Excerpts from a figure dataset
----
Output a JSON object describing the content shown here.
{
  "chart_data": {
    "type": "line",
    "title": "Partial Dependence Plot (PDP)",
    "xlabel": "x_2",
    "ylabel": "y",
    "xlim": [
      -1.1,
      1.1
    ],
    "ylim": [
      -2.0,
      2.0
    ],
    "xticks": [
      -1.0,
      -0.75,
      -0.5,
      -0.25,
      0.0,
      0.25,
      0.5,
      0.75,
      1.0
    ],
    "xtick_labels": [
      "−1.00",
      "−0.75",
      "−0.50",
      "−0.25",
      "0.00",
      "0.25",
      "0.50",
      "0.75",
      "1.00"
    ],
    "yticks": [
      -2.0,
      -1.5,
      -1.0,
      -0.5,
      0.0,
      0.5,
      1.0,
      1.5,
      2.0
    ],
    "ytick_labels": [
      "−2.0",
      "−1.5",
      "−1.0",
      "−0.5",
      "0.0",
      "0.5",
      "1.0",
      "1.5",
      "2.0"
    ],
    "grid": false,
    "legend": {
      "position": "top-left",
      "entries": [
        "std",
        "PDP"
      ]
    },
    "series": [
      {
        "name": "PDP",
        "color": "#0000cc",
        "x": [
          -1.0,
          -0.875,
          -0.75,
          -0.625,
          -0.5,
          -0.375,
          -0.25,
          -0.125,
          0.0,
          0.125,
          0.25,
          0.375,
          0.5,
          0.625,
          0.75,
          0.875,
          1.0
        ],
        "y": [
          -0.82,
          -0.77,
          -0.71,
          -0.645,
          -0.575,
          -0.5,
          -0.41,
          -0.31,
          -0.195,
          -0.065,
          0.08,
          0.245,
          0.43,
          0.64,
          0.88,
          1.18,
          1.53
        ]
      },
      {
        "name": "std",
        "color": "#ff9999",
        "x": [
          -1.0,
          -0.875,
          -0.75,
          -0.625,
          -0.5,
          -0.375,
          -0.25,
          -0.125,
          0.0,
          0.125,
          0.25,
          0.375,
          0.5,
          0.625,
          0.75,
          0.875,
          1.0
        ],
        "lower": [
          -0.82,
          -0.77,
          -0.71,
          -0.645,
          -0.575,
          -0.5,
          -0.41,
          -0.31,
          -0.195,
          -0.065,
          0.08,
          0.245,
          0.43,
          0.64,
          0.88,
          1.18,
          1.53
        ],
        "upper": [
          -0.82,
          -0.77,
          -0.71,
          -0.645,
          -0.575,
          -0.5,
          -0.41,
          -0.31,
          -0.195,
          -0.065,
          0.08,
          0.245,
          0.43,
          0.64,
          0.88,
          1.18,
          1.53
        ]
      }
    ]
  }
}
----
● **Task directions**
Set down the entries above again, word for word.

● **Solution for this problem**
Output a JSON object describing the content shown here.
{
  "chart_data": {
    "type": "line",
    "title": "Partial Dependence Plot (PDP)",
    "xlabel": "x_2",
    "ylabel": "y",
    "xlim": [
      -1.1,
      1.1
    ],
    "ylim": [
      -2.0,
      2.0
    ],
    "xticks": [
      -1.0,
      -0.75,
      -0.5,
      -0.25,
      0.0,
      0.25,
      0.5,
      0.75,
      1.0
    ],
    "xtick_labels": [
      "−1.00",
      "−0.75",
      "−0.50",
      "−0.25",
      "0.00",
      "0.25",
      "0.50",
      "0.75",
      "1.00"
    ],
    "yticks": [
      -2.0,
      -1.5,
      -1.0,
      -0.5,
      0.0,
      0.5,
      1.0,
      1.5,
      2.0
    ],
    "ytick_labels": [
      "−2.0",
      "−1.5",
      "−1.0",
      "−0.5",
      "0.0",
      "0.5",
      "1.0",
      "1.5",
      "2.0"
    ],
    "grid": false,
    "legend": {
      "position": "top-left",
      "entries": [
        "std",
        "PDP"
      ]
    },
    "series": [
      {
        "name": "PDP",
        "color": "#0000cc",
        "x": [
          -1.0,
          -0.875,
          -0.75,
          -0.625,
          -0.5,
          -0.375,
          -0.25,
          -0.125,
          0.0,
          0.125,
          0.25,
          0.375,
          0.5,
          0.625,
          0.75,
          0.875,
          1.0
        ],
        "y": [
          -0.82,
          -0.77,
          -0.71,
          -0.645,
          -0.575,
          -0.5,
          -0.41,
          -0.31,
          -0.195,
          -0.065,
          0.08,
          0.245,
          0.43,
          0.64,
          0.88,
          1.18,
          1.53
        ]
      },
      {
        "name": "std",
        "color": "#ff9999",
        "x": [
          -1.0,
          -0.875,
          -0.75,
          -0.625,
          -0.5,
          -0.375,
          -0.25,
          -0.125,
          0.0,
          0.125,
          0.25,
          0.375,
          0.5,
          0.625,
          0.75,
          0.875,
          1.0
        ],
        "lower": [
          -0.82,
          -0.77,
          -0.71,
          -0.645,
          -0.575,
          -0.5,
          -0.41,
          -0.31,
          -0.195,
          -0.065,
          0.08,
          0.245,
          0.43,
          0.64,
          0.88,
          1.18,
          1.53
        ],
        "upper": [
          -0.82,
          -0.77,
          -0.71,
          -0.645,
          -0.575,
          -0.5,
          -0.41,
          -0.31,
          -0.195,
          -0.065,
          0.08,
          0.245,
          0.43,
          0.64,
          0.88,
          1.18,
          1.53
        ]
      }
    ]
  }
}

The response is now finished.